— START —

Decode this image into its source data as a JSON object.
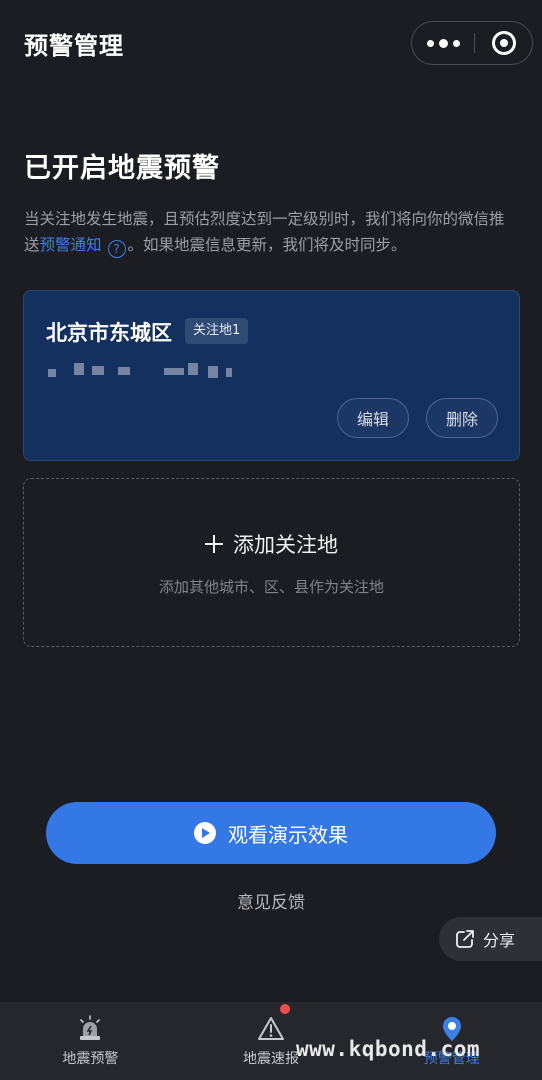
{
  "header": {
    "title": "预警管理"
  },
  "main": {
    "section_title": "已开启地震预警",
    "description_part1": "当关注地发生地震，且预估烈度达到一定级别时，我们将向你的微信推送",
    "description_link": "预警通知",
    "description_help": "?",
    "description_part2": "。如果地震信息更新，我们将及时同步。"
  },
  "location_card": {
    "city": "北京市东城区",
    "badge": "关注地1",
    "edit_label": "编辑",
    "delete_label": "删除"
  },
  "add_card": {
    "title": "添加关注地",
    "subtitle": "添加其他城市、区、县作为关注地"
  },
  "demo_button": {
    "label": "观看演示效果"
  },
  "feedback_label": "意见反馈",
  "share_label": "分享",
  "tabbar": {
    "items": [
      {
        "label": "地震预警",
        "icon": "alarm-icon"
      },
      {
        "label": "地震速报",
        "icon": "warning-triangle-icon"
      },
      {
        "label": "预警管理",
        "icon": "location-pin-icon"
      }
    ]
  },
  "watermark": "www.kqbond.com",
  "colors": {
    "accent": "#3478e6",
    "background": "#1b1d22",
    "card": "#14305e",
    "badge_dot": "#f04e4e"
  }
}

— END —

What you should do: Restate each line of the records exactly; pictures do not belong in the copy.

Result for this exercise:
Decode this image into its source data as a JSON object.
{
  "header": {
    "title": "预警管理"
  },
  "main": {
    "section_title": "已开启地震预警",
    "description_part1": "当关注地发生地震，且预估烈度达到一定级别时，我们将向你的微信推送",
    "description_link": "预警通知",
    "description_help": "?",
    "description_part2": "。如果地震信息更新，我们将及时同步。"
  },
  "location_card": {
    "city": "北京市东城区",
    "badge": "关注地1",
    "edit_label": "编辑",
    "delete_label": "删除"
  },
  "add_card": {
    "title": "添加关注地",
    "subtitle": "添加其他城市、区、县作为关注地"
  },
  "demo_button": {
    "label": "观看演示效果"
  },
  "feedback_label": "意见反馈",
  "share_label": "分享",
  "tabbar": {
    "items": [
      {
        "label": "地震预警",
        "icon": "alarm-icon"
      },
      {
        "label": "地震速报",
        "icon": "warning-triangle-icon"
      },
      {
        "label": "预警管理",
        "icon": "location-pin-icon"
      }
    ]
  },
  "watermark": "www.kqbond.com",
  "colors": {
    "accent": "#3478e6",
    "background": "#1b1d22",
    "card": "#14305e",
    "badge_dot": "#f04e4e"
  }
}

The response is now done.